Extracted data entries:
>>>
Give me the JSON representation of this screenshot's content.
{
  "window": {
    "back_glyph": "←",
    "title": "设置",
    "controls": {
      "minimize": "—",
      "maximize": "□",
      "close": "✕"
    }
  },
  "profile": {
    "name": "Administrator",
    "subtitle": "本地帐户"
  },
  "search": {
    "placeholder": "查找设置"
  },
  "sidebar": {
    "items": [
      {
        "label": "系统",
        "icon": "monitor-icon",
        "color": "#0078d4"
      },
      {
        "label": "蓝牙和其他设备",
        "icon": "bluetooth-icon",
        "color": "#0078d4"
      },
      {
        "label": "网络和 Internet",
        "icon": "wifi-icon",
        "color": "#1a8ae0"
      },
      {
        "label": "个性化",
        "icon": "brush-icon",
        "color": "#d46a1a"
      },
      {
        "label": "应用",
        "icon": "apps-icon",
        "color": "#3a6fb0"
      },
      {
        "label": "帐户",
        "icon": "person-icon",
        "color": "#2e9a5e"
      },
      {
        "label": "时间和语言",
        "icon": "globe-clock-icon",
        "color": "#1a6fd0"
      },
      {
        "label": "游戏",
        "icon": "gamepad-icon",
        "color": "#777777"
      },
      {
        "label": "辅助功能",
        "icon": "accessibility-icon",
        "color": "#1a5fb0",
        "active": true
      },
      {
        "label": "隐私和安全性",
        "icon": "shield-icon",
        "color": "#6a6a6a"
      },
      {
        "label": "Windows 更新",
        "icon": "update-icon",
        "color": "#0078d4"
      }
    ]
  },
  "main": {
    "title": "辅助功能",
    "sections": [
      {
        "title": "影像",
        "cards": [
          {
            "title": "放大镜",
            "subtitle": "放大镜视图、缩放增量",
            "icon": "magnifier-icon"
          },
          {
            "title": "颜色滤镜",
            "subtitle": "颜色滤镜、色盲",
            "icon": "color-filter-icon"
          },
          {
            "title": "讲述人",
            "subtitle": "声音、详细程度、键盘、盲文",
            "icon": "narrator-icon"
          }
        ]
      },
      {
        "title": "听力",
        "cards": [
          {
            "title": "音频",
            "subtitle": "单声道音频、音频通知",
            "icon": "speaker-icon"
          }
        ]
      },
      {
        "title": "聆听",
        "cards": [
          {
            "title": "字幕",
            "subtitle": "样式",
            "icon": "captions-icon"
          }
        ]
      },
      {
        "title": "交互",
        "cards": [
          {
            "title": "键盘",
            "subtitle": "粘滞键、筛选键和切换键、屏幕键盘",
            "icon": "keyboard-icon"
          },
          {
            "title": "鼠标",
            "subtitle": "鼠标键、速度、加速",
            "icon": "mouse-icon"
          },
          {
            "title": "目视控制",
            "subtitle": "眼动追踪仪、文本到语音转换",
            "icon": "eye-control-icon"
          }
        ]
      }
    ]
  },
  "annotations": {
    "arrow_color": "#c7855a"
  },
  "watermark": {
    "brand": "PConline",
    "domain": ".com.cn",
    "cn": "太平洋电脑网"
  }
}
<<<
**Exercise task:**
Transcribe the data above in full, exactly.

**Solution to this task:**
Give me the JSON representation of this screenshot's content.
{
  "window": {
    "back_glyph": "←",
    "title": "设置",
    "controls": {
      "minimize": "—",
      "maximize": "□",
      "close": "✕"
    }
  },
  "profile": {
    "name": "Administrator",
    "subtitle": "本地帐户"
  },
  "search": {
    "placeholder": "查找设置"
  },
  "sidebar": {
    "items": [
      {
        "label": "系统",
        "icon": "monitor-icon",
        "color": "#0078d4"
      },
      {
        "label": "蓝牙和其他设备",
        "icon": "bluetooth-icon",
        "color": "#0078d4"
      },
      {
        "label": "网络和 Internet",
        "icon": "wifi-icon",
        "color": "#1a8ae0"
      },
      {
        "label": "个性化",
        "icon": "brush-icon",
        "color": "#d46a1a"
      },
      {
        "label": "应用",
        "icon": "apps-icon",
        "color": "#3a6fb0"
      },
      {
        "label": "帐户",
        "icon": "person-icon",
        "color": "#2e9a5e"
      },
      {
        "label": "时间和语言",
        "icon": "globe-clock-icon",
        "color": "#1a6fd0"
      },
      {
        "label": "游戏",
        "icon": "gamepad-icon",
        "color": "#777777"
      },
      {
        "label": "辅助功能",
        "icon": "accessibility-icon",
        "color": "#1a5fb0",
        "active": true
      },
      {
        "label": "隐私和安全性",
        "icon": "shield-icon",
        "color": "#6a6a6a"
      },
      {
        "label": "Windows 更新",
        "icon": "update-icon",
        "color": "#0078d4"
      }
    ]
  },
  "main": {
    "title": "辅助功能",
    "sections": [
      {
        "title": "影像",
        "cards": [
          {
            "title": "放大镜",
            "subtitle": "放大镜视图、缩放增量",
            "icon": "magnifier-icon"
          },
          {
            "title": "颜色滤镜",
            "subtitle": "颜色滤镜、色盲",
            "icon": "color-filter-icon"
          },
          {
            "title": "讲述人",
            "subtitle": "声音、详细程度、键盘、盲文",
            "icon": "narrator-icon"
          }
        ]
      },
      {
        "title": "听力",
        "cards": [
          {
            "title": "音频",
            "subtitle": "单声道音频、音频通知",
            "icon": "speaker-icon"
          }
        ]
      },
      {
        "title": "聆听",
        "cards": [
          {
            "title": "字幕",
            "subtitle": "样式",
            "icon": "captions-icon"
          }
        ]
      },
      {
        "title": "交互",
        "cards": [
          {
            "title": "键盘",
            "subtitle": "粘滞键、筛选键和切换键、屏幕键盘",
            "icon": "keyboard-icon"
          },
          {
            "title": "鼠标",
            "subtitle": "鼠标键、速度、加速",
            "icon": "mouse-icon"
          },
          {
            "title": "目视控制",
            "subtitle": "眼动追踪仪、文本到语音转换",
            "icon": "eye-control-icon"
          }
        ]
      }
    ]
  },
  "annotations": {
    "arrow_color": "#c7855a"
  },
  "watermark": {
    "brand": "PConline",
    "domain": ".com.cn",
    "cn": "太平洋电脑网"
  }
}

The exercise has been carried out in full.